→ TO DO:
Retype all of the data exactly as given.

→ SUPPLIED ENTRIES:
## begin
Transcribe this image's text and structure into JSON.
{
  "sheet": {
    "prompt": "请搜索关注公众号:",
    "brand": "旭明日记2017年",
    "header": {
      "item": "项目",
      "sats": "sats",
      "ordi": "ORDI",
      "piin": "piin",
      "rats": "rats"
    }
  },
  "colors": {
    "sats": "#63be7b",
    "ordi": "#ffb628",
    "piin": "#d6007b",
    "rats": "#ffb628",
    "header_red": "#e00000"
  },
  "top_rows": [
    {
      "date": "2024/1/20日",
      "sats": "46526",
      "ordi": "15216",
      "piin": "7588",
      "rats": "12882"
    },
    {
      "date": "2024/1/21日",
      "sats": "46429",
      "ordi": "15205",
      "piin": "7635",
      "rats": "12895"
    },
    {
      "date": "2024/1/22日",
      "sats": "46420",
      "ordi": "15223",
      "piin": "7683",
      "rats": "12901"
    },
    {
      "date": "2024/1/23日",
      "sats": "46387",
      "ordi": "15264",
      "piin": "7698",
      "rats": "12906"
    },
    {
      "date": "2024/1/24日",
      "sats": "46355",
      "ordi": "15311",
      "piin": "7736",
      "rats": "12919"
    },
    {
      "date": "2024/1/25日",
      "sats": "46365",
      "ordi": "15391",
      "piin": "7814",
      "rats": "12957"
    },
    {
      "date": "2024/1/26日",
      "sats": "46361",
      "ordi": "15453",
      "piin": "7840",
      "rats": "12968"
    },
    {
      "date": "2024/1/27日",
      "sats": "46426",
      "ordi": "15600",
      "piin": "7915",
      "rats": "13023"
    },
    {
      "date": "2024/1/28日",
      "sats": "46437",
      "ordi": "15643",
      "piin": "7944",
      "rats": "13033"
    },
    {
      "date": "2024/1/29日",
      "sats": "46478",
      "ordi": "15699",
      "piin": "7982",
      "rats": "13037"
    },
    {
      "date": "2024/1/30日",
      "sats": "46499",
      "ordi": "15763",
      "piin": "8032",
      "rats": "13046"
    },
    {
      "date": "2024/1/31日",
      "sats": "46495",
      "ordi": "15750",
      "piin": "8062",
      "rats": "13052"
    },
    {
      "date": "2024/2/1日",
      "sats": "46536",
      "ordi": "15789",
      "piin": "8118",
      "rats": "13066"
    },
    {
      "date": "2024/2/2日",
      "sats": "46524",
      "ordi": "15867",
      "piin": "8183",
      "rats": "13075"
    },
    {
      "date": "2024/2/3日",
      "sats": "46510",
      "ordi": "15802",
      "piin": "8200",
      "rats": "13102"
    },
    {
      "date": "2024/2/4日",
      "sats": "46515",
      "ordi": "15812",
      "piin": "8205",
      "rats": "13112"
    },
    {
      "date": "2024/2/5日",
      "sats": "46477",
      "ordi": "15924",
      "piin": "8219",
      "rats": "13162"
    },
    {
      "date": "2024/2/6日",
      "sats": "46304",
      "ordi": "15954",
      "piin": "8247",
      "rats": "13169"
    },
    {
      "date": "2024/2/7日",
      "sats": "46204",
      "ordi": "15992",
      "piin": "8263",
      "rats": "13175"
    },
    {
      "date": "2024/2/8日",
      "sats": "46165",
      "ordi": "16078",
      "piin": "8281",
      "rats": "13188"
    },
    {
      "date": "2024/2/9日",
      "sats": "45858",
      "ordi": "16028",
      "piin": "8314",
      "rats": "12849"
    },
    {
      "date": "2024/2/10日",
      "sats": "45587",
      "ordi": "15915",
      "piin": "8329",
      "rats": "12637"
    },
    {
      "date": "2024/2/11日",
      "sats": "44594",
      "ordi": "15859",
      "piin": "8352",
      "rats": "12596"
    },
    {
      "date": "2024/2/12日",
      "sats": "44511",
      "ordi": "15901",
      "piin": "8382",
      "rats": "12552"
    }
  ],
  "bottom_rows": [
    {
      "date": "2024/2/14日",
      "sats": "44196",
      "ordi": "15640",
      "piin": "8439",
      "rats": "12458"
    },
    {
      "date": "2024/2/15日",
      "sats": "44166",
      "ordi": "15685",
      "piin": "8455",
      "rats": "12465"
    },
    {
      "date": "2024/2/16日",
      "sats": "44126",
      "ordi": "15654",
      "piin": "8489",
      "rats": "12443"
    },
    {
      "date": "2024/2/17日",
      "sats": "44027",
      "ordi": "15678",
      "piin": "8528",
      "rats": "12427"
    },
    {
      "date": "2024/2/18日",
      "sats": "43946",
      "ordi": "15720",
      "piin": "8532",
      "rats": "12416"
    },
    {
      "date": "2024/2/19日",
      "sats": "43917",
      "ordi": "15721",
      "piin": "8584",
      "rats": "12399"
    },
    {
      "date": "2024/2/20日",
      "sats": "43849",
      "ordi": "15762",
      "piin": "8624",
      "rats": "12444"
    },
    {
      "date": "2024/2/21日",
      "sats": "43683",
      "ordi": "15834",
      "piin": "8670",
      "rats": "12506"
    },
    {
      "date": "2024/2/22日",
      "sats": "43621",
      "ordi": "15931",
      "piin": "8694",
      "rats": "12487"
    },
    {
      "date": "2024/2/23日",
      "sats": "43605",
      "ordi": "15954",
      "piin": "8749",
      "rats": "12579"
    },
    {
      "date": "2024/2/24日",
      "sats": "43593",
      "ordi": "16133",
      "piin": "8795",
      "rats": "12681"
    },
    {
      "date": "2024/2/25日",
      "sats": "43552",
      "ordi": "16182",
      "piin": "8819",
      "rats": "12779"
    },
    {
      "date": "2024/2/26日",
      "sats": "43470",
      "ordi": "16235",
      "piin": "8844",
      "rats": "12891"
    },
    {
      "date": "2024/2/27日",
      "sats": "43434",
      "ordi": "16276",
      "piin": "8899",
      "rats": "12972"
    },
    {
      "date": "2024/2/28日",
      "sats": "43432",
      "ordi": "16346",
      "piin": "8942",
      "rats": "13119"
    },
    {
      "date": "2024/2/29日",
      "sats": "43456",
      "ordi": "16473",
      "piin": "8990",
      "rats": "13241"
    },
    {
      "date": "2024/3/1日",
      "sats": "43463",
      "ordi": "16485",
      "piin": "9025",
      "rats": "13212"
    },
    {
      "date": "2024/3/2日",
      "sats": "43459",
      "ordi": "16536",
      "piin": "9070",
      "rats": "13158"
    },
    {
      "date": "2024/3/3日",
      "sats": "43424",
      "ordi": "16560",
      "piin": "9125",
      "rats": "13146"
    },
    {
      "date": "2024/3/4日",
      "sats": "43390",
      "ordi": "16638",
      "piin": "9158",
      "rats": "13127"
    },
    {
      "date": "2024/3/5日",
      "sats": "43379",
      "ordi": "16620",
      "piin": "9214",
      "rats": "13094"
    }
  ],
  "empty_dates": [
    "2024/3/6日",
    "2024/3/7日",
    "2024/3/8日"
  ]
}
## end
→ FULL SOLUTION:
Transcribe this image's text and structure into JSON.
{
  "sheet": {
    "prompt": "请搜索关注公众号:",
    "brand": "旭明日记2017年",
    "header": {
      "item": "项目",
      "sats": "sats",
      "ordi": "ORDI",
      "piin": "piin",
      "rats": "rats"
    }
  },
  "colors": {
    "sats": "#63be7b",
    "ordi": "#ffb628",
    "piin": "#d6007b",
    "rats": "#ffb628",
    "header_red": "#e00000"
  },
  "top_rows": [
    {
      "date": "2024/1/20日",
      "sats": "46526",
      "ordi": "15216",
      "piin": "7588",
      "rats": "12882"
    },
    {
      "date": "2024/1/21日",
      "sats": "46429",
      "ordi": "15205",
      "piin": "7635",
      "rats": "12895"
    },
    {
      "date": "2024/1/22日",
      "sats": "46420",
      "ordi": "15223",
      "piin": "7683",
      "rats": "12901"
    },
    {
      "date": "2024/1/23日",
      "sats": "46387",
      "ordi": "15264",
      "piin": "7698",
      "rats": "12906"
    },
    {
      "date": "2024/1/24日",
      "sats": "46355",
      "ordi": "15311",
      "piin": "7736",
      "rats": "12919"
    },
    {
      "date": "2024/1/25日",
      "sats": "46365",
      "ordi": "15391",
      "piin": "7814",
      "rats": "12957"
    },
    {
      "date": "2024/1/26日",
      "sats": "46361",
      "ordi": "15453",
      "piin": "7840",
      "rats": "12968"
    },
    {
      "date": "2024/1/27日",
      "sats": "46426",
      "ordi": "15600",
      "piin": "7915",
      "rats": "13023"
    },
    {
      "date": "2024/1/28日",
      "sats": "46437",
      "ordi": "15643",
      "piin": "7944",
      "rats": "13033"
    },
    {
      "date": "2024/1/29日",
      "sats": "46478",
      "ordi": "15699",
      "piin": "7982",
      "rats": "13037"
    },
    {
      "date": "2024/1/30日",
      "sats": "46499",
      "ordi": "15763",
      "piin": "8032",
      "rats": "13046"
    },
    {
      "date": "2024/1/31日",
      "sats": "46495",
      "ordi": "15750",
      "piin": "8062",
      "rats": "13052"
    },
    {
      "date": "2024/2/1日",
      "sats": "46536",
      "ordi": "15789",
      "piin": "8118",
      "rats": "13066"
    },
    {
      "date": "2024/2/2日",
      "sats": "46524",
      "ordi": "15867",
      "piin": "8183",
      "rats": "13075"
    },
    {
      "date": "2024/2/3日",
      "sats": "46510",
      "ordi": "15802",
      "piin": "8200",
      "rats": "13102"
    },
    {
      "date": "2024/2/4日",
      "sats": "46515",
      "ordi": "15812",
      "piin": "8205",
      "rats": "13112"
    },
    {
      "date": "2024/2/5日",
      "sats": "46477",
      "ordi": "15924",
      "piin": "8219",
      "rats": "13162"
    },
    {
      "date": "2024/2/6日",
      "sats": "46304",
      "ordi": "15954",
      "piin": "8247",
      "rats": "13169"
    },
    {
      "date": "2024/2/7日",
      "sats": "46204",
      "ordi": "15992",
      "piin": "8263",
      "rats": "13175"
    },
    {
      "date": "2024/2/8日",
      "sats": "46165",
      "ordi": "16078",
      "piin": "8281",
      "rats": "13188"
    },
    {
      "date": "2024/2/9日",
      "sats": "45858",
      "ordi": "16028",
      "piin": "8314",
      "rats": "12849"
    },
    {
      "date": "2024/2/10日",
      "sats": "45587",
      "ordi": "15915",
      "piin": "8329",
      "rats": "12637"
    },
    {
      "date": "2024/2/11日",
      "sats": "44594",
      "ordi": "15859",
      "piin": "8352",
      "rats": "12596"
    },
    {
      "date": "2024/2/12日",
      "sats": "44511",
      "ordi": "15901",
      "piin": "8382",
      "rats": "12552"
    }
  ],
  "bottom_rows": [
    {
      "date": "2024/2/14日",
      "sats": "44196",
      "ordi": "15640",
      "piin": "8439",
      "rats": "12458"
    },
    {
      "date": "2024/2/15日",
      "sats": "44166",
      "ordi": "15685",
      "piin": "8455",
      "rats": "12465"
    },
    {
      "date": "2024/2/16日",
      "sats": "44126",
      "ordi": "15654",
      "piin": "8489",
      "rats": "12443"
    },
    {
      "date": "2024/2/17日",
      "sats": "44027",
      "ordi": "15678",
      "piin": "8528",
      "rats": "12427"
    },
    {
      "date": "2024/2/18日",
      "sats": "43946",
      "ordi": "15720",
      "piin": "8532",
      "rats": "12416"
    },
    {
      "date": "2024/2/19日",
      "sats": "43917",
      "ordi": "15721",
      "piin": "8584",
      "rats": "12399"
    },
    {
      "date": "2024/2/20日",
      "sats": "43849",
      "ordi": "15762",
      "piin": "8624",
      "rats": "12444"
    },
    {
      "date": "2024/2/21日",
      "sats": "43683",
      "ordi": "15834",
      "piin": "8670",
      "rats": "12506"
    },
    {
      "date": "2024/2/22日",
      "sats": "43621",
      "ordi": "15931",
      "piin": "8694",
      "rats": "12487"
    },
    {
      "date": "2024/2/23日",
      "sats": "43605",
      "ordi": "15954",
      "piin": "8749",
      "rats": "12579"
    },
    {
      "date": "2024/2/24日",
      "sats": "43593",
      "ordi": "16133",
      "piin": "8795",
      "rats": "12681"
    },
    {
      "date": "2024/2/25日",
      "sats": "43552",
      "ordi": "16182",
      "piin": "8819",
      "rats": "12779"
    },
    {
      "date": "2024/2/26日",
      "sats": "43470",
      "ordi": "16235",
      "piin": "8844",
      "rats": "12891"
    },
    {
      "date": "2024/2/27日",
      "sats": "43434",
      "ordi": "16276",
      "piin": "8899",
      "rats": "12972"
    },
    {
      "date": "2024/2/28日",
      "sats": "43432",
      "ordi": "16346",
      "piin": "8942",
      "rats": "13119"
    },
    {
      "date": "2024/2/29日",
      "sats": "43456",
      "ordi": "16473",
      "piin": "8990",
      "rats": "13241"
    },
    {
      "date": "2024/3/1日",
      "sats": "43463",
      "ordi": "16485",
      "piin": "9025",
      "rats": "13212"
    },
    {
      "date": "2024/3/2日",
      "sats": "43459",
      "ordi": "16536",
      "piin": "9070",
      "rats": "13158"
    },
    {
      "date": "2024/3/3日",
      "sats": "43424",
      "ordi": "16560",
      "piin": "9125",
      "rats": "13146"
    },
    {
      "date": "2024/3/4日",
      "sats": "43390",
      "ordi": "16638",
      "piin": "9158",
      "rats": "13127"
    },
    {
      "date": "2024/3/5日",
      "sats": "43379",
      "ordi": "16620",
      "piin": "9214",
      "rats": "13094"
    }
  ],
  "empty_dates": [
    "2024/3/6日",
    "2024/3/7日",
    "2024/3/8日"
  ]
}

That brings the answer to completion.